## Begin Excerpted data

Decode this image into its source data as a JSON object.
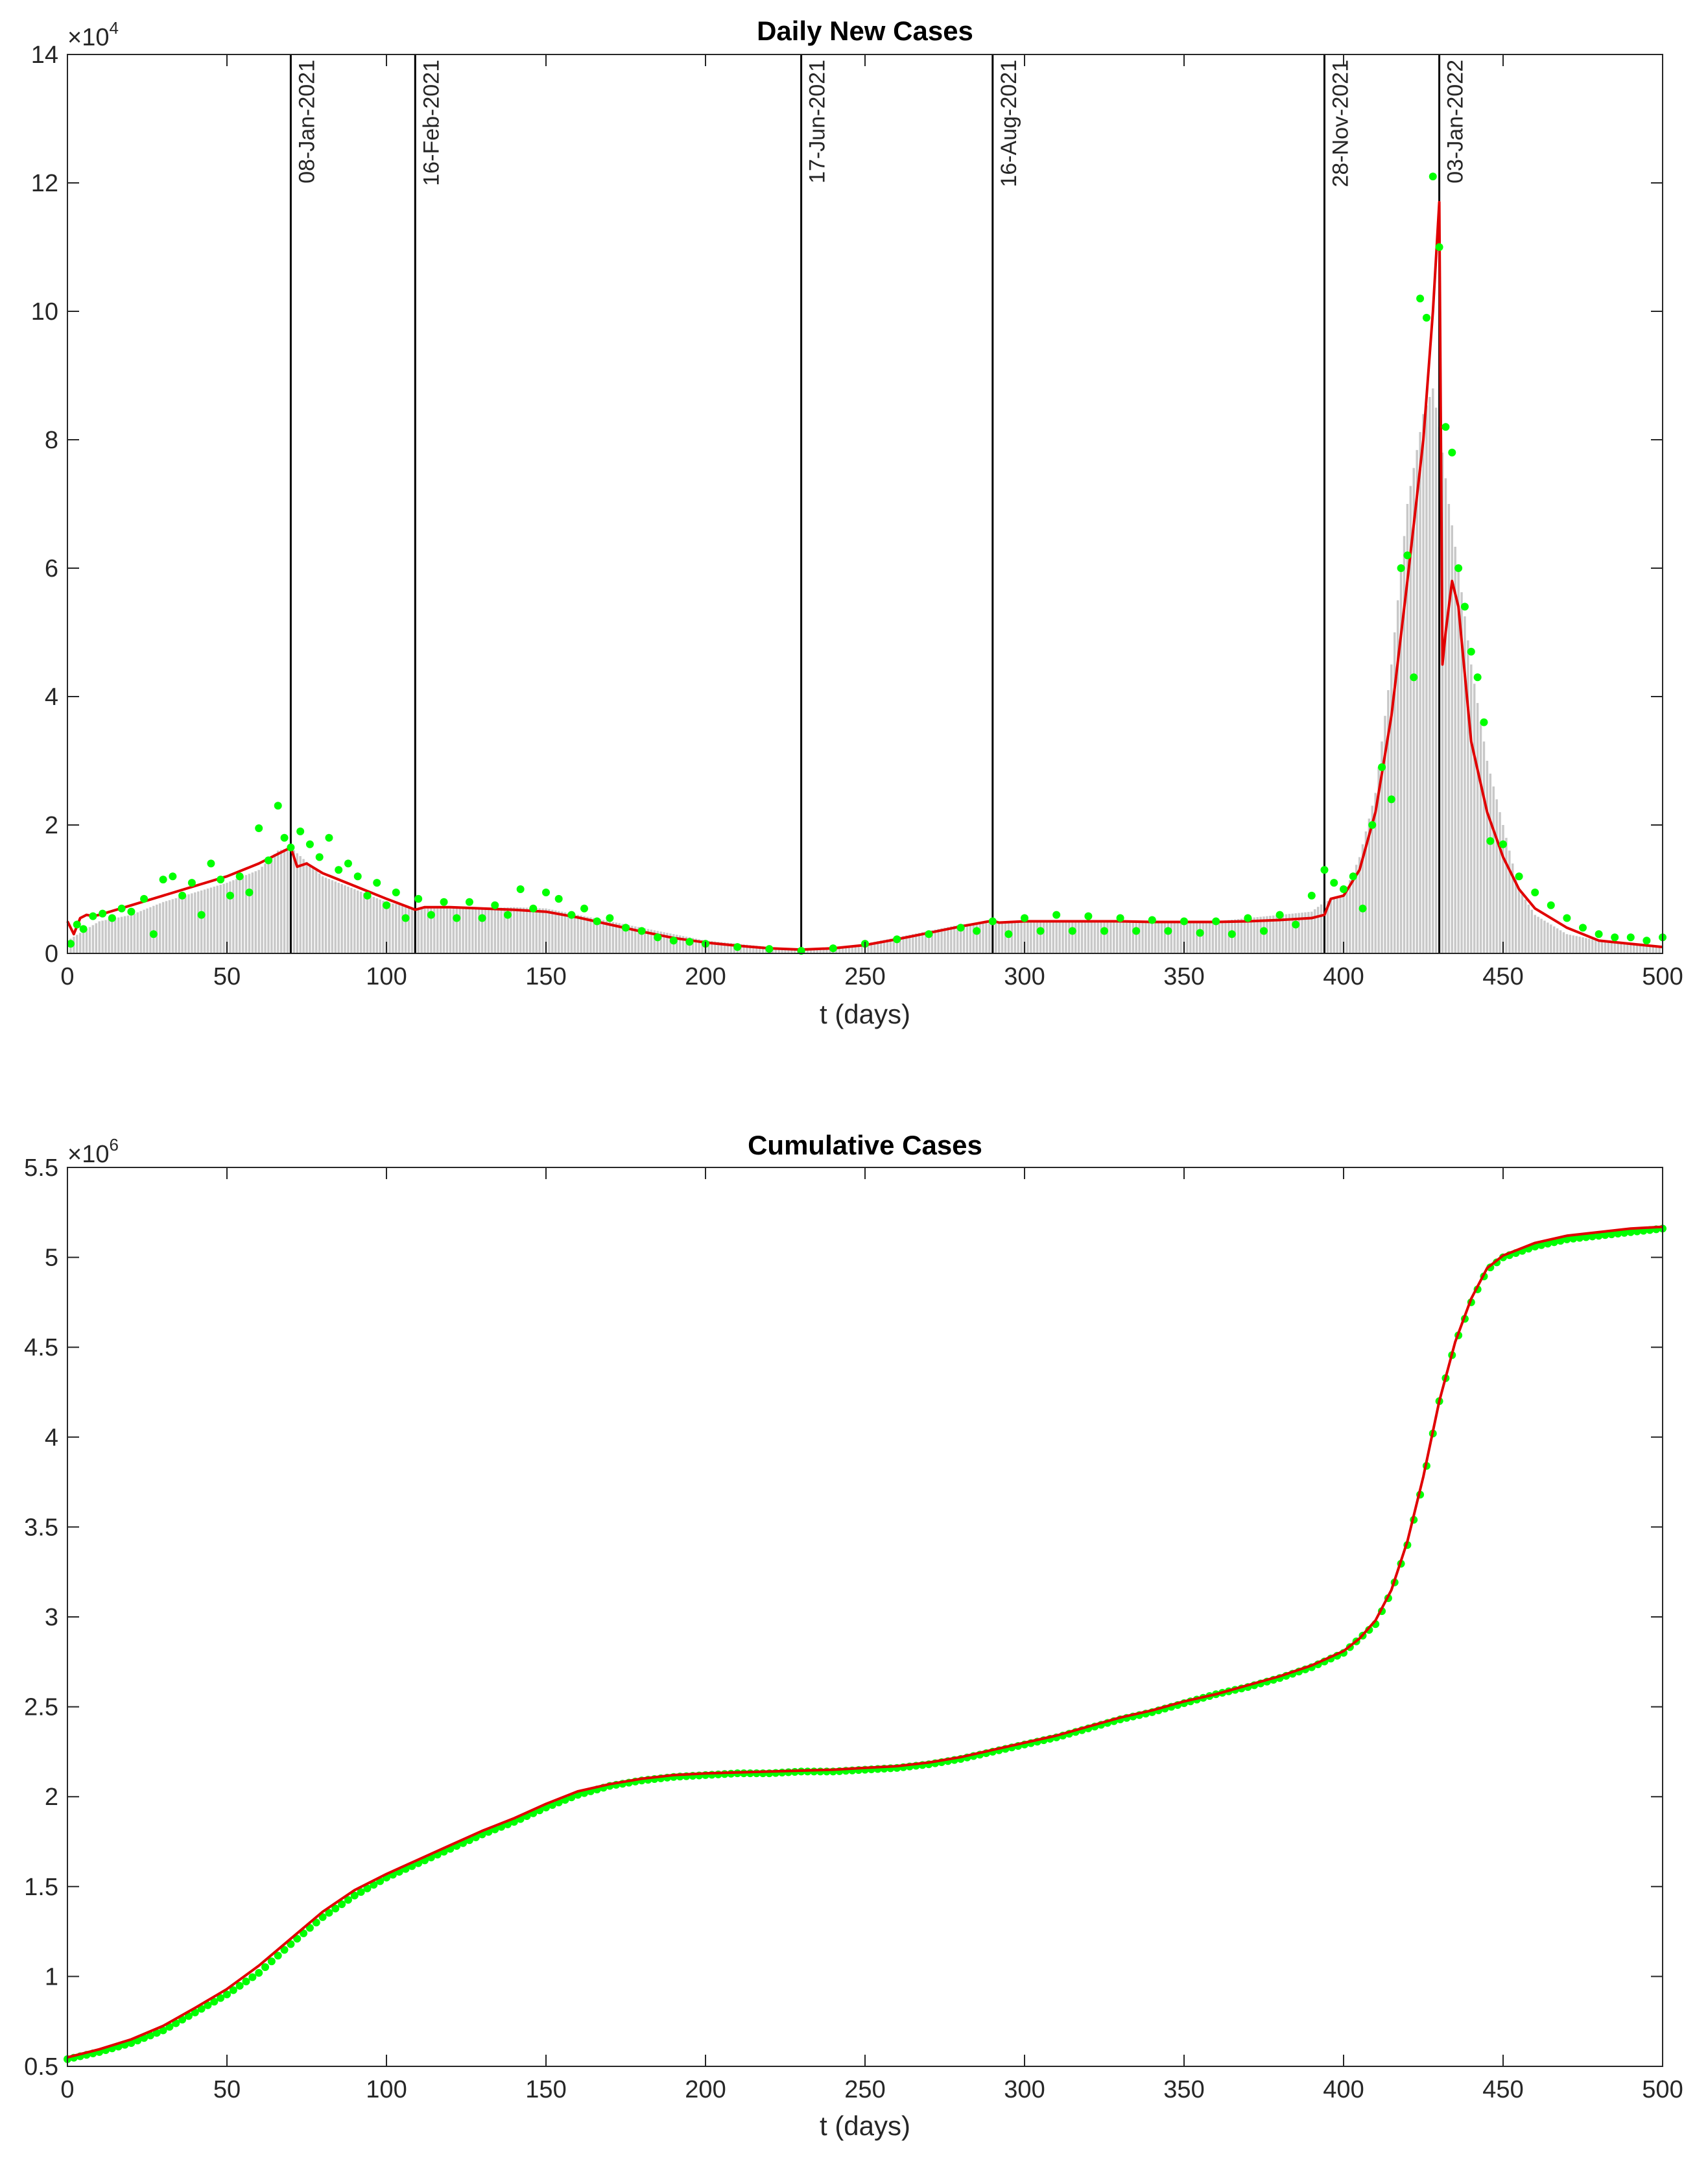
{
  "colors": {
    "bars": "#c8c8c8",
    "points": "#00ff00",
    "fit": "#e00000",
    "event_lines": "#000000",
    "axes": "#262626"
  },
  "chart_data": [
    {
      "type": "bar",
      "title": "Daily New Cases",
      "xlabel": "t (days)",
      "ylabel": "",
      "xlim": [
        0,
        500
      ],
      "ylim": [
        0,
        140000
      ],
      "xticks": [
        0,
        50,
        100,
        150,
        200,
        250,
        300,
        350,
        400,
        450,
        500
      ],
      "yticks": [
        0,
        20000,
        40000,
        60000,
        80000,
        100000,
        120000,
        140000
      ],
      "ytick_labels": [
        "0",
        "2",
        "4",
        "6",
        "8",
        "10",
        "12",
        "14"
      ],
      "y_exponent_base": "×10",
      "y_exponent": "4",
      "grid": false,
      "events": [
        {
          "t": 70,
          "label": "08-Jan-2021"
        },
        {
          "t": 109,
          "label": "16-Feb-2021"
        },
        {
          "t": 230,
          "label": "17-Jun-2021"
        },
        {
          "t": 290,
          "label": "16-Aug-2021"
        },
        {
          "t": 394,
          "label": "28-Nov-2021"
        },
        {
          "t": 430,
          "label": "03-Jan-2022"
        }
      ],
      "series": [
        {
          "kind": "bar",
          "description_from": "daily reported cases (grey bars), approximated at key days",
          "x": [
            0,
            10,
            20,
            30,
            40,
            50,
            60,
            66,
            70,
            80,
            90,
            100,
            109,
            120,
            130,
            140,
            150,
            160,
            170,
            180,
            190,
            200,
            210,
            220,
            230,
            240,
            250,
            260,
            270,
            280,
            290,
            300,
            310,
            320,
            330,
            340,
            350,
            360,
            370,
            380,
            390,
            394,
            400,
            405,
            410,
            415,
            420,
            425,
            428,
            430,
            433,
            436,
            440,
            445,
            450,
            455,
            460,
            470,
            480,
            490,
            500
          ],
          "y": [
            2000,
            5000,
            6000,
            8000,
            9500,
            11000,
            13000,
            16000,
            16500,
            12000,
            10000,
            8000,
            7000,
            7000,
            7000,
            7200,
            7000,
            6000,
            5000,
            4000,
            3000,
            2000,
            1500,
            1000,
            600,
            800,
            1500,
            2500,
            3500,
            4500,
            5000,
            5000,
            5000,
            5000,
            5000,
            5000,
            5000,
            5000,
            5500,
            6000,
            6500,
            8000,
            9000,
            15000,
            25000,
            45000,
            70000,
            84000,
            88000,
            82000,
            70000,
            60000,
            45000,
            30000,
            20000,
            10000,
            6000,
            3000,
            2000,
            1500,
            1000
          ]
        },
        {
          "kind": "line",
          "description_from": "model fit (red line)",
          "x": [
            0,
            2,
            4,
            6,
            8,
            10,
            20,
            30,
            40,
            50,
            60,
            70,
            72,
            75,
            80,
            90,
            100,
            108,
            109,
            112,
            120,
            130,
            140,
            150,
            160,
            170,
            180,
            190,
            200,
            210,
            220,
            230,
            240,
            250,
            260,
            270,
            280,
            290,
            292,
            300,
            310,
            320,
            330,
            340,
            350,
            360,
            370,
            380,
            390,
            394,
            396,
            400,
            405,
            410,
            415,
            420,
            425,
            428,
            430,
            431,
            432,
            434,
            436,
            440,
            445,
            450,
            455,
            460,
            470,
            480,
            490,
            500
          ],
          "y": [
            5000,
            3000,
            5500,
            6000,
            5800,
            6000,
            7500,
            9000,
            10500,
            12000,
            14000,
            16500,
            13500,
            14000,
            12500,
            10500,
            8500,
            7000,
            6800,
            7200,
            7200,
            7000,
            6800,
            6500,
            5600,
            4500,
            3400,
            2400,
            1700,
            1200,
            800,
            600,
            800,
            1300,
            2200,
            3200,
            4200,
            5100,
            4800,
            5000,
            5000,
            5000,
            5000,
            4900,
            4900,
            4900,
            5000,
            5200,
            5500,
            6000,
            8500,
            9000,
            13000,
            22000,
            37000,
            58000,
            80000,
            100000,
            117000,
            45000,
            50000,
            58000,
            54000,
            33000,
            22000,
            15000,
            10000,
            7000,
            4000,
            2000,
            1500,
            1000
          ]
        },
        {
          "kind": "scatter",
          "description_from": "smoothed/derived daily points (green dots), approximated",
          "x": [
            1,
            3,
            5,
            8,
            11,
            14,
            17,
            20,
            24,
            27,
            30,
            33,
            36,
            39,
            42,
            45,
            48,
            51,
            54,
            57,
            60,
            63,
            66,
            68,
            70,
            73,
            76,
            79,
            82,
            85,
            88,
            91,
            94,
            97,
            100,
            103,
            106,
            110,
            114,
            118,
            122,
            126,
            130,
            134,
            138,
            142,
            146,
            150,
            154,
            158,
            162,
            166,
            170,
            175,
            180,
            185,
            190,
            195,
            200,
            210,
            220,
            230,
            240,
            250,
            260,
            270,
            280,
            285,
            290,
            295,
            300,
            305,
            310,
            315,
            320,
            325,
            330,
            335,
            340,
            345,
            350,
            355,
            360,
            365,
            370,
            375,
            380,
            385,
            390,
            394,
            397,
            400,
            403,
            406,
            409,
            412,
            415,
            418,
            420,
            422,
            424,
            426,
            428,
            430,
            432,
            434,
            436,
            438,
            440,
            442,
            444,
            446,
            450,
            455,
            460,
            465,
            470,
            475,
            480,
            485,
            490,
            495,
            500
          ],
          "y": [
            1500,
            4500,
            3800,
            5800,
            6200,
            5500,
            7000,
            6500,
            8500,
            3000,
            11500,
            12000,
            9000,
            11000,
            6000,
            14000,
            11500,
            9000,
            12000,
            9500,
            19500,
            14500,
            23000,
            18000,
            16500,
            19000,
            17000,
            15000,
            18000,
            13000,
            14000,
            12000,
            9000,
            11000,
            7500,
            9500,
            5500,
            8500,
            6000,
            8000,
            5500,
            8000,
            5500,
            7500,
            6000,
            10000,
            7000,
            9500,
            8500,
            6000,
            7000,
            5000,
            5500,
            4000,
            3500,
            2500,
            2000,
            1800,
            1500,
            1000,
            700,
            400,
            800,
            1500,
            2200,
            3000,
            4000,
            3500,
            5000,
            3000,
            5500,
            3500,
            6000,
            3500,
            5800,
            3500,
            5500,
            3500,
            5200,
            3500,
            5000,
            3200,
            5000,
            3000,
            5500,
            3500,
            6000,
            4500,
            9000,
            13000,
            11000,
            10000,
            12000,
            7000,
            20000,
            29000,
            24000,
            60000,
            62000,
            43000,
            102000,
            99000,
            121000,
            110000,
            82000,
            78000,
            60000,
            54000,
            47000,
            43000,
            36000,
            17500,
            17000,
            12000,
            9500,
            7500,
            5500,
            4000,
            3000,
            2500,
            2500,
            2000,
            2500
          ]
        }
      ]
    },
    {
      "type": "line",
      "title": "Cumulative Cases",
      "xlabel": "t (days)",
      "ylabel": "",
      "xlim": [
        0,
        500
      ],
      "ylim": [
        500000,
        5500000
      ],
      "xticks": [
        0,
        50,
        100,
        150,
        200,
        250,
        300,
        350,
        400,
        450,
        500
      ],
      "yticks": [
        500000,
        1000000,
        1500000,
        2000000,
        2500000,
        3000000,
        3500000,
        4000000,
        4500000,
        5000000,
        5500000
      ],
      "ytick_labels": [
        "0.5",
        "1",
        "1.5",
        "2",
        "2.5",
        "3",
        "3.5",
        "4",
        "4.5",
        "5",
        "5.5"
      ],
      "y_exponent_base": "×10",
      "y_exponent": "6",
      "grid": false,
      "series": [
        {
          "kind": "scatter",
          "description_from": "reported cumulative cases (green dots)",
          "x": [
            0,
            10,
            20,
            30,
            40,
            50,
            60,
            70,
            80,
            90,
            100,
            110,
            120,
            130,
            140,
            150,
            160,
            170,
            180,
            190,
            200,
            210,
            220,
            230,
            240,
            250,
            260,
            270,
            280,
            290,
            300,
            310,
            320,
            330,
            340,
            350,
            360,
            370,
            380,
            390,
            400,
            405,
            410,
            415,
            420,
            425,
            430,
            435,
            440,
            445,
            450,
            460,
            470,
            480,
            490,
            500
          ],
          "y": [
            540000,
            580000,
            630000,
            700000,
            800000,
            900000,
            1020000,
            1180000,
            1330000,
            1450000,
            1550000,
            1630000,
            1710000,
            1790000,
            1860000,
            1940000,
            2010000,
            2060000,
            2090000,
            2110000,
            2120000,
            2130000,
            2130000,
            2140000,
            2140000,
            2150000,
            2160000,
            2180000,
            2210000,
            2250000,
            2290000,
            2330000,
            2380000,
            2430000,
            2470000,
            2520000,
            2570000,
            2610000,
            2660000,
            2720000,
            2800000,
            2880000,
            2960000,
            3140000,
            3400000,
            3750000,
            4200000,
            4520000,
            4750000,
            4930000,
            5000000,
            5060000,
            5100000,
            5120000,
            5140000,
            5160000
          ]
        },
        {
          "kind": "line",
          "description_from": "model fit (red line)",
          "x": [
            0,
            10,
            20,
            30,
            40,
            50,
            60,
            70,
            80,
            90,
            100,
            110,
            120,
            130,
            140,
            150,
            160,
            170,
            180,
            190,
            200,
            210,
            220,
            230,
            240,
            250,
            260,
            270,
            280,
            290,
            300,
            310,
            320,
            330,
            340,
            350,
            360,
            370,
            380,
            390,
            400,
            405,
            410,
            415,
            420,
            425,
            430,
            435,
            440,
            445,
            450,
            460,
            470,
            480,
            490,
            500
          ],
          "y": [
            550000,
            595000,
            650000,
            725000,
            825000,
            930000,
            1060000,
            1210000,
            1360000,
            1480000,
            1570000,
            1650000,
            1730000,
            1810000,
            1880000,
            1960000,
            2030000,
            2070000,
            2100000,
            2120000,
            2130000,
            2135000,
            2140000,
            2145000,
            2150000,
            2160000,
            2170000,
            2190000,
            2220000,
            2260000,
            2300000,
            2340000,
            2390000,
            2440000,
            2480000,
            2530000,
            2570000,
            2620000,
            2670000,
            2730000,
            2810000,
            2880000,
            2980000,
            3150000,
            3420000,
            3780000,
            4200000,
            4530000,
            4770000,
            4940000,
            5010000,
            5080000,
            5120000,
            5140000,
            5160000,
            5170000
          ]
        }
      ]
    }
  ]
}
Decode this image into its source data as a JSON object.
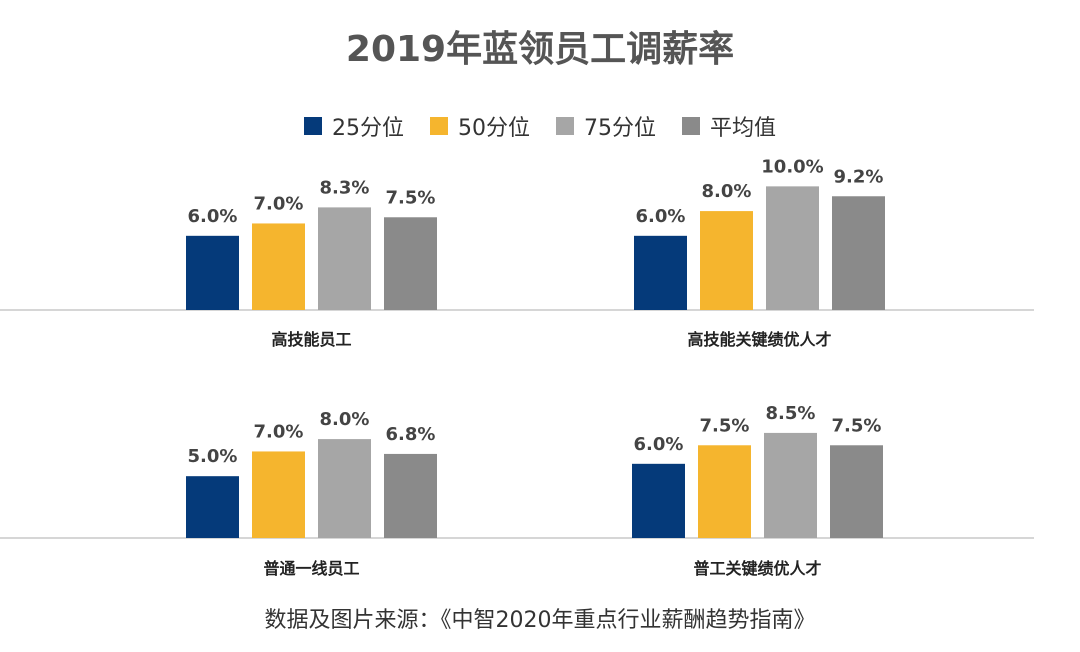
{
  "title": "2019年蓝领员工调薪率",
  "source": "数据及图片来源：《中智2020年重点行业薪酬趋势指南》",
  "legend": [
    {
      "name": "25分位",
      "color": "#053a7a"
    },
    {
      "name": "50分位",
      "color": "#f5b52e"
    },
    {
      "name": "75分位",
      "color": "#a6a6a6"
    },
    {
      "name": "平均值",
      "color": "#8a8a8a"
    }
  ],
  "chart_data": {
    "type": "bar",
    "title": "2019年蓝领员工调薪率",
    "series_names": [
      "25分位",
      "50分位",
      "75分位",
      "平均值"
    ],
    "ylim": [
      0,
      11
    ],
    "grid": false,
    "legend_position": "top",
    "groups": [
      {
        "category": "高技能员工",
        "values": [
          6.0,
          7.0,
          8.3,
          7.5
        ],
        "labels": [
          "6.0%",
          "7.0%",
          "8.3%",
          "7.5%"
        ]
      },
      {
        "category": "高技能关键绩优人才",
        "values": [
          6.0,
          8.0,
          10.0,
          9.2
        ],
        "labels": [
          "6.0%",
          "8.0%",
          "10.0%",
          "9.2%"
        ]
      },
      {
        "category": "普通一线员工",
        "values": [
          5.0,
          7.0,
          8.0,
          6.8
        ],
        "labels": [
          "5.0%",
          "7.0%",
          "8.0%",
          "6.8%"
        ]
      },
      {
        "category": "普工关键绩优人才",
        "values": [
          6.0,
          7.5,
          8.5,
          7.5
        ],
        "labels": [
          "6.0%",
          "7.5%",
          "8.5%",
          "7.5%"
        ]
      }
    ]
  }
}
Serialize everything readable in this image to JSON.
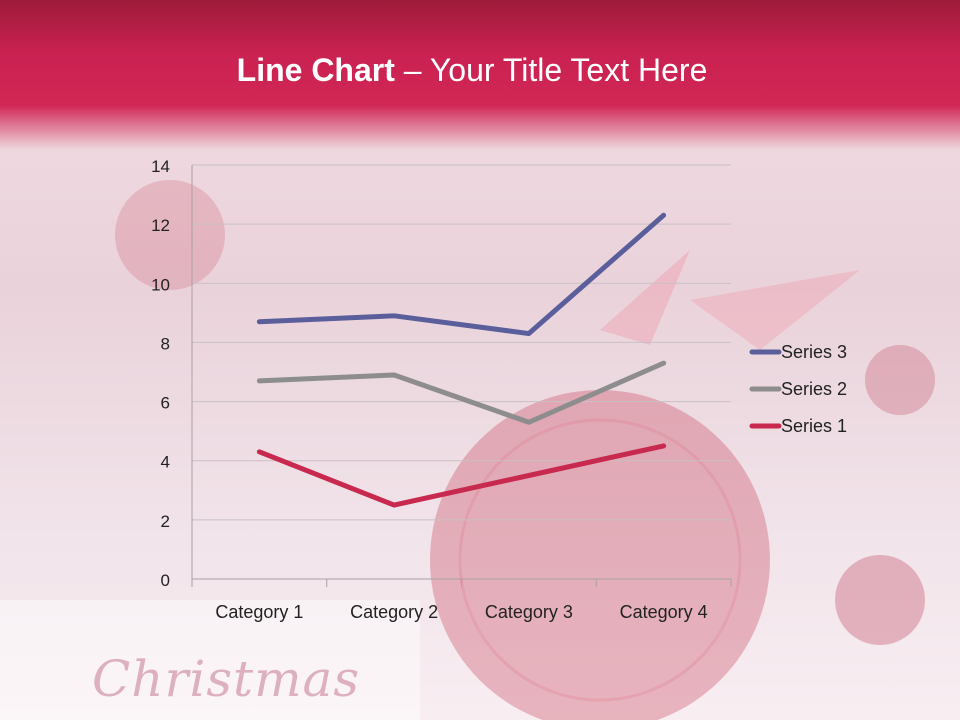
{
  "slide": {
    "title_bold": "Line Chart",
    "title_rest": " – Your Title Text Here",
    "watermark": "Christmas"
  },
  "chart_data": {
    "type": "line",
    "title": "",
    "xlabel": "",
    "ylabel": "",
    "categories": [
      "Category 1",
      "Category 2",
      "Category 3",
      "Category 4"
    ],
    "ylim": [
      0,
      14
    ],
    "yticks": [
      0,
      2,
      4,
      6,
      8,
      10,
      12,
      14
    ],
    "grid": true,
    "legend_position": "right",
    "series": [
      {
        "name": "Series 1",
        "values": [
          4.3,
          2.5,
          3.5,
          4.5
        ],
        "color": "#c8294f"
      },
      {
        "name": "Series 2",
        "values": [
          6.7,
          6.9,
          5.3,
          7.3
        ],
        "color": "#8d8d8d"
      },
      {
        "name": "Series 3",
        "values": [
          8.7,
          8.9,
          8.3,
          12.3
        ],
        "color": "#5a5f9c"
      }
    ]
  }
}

## End Excerpted data

▶ _Aim_:
With the pictures left out, please output each line from the one containing "Serialize everything readable" through the end of the entries, exactly as it is.

▶ _Answer to the exercise_:
Serialize everything readable in this image to JSON.
{
  "slide": {
    "title_bold": "Line Chart",
    "title_rest": " – Your Title Text Here",
    "watermark": "Christmas"
  },
  "chart_data": {
    "type": "line",
    "title": "",
    "xlabel": "",
    "ylabel": "",
    "categories": [
      "Category 1",
      "Category 2",
      "Category 3",
      "Category 4"
    ],
    "ylim": [
      0,
      14
    ],
    "yticks": [
      0,
      2,
      4,
      6,
      8,
      10,
      12,
      14
    ],
    "grid": true,
    "legend_position": "right",
    "series": [
      {
        "name": "Series 1",
        "values": [
          4.3,
          2.5,
          3.5,
          4.5
        ],
        "color": "#c8294f"
      },
      {
        "name": "Series 2",
        "values": [
          6.7,
          6.9,
          5.3,
          7.3
        ],
        "color": "#8d8d8d"
      },
      {
        "name": "Series 3",
        "values": [
          8.7,
          8.9,
          8.3,
          12.3
        ],
        "color": "#5a5f9c"
      }
    ]
  }
}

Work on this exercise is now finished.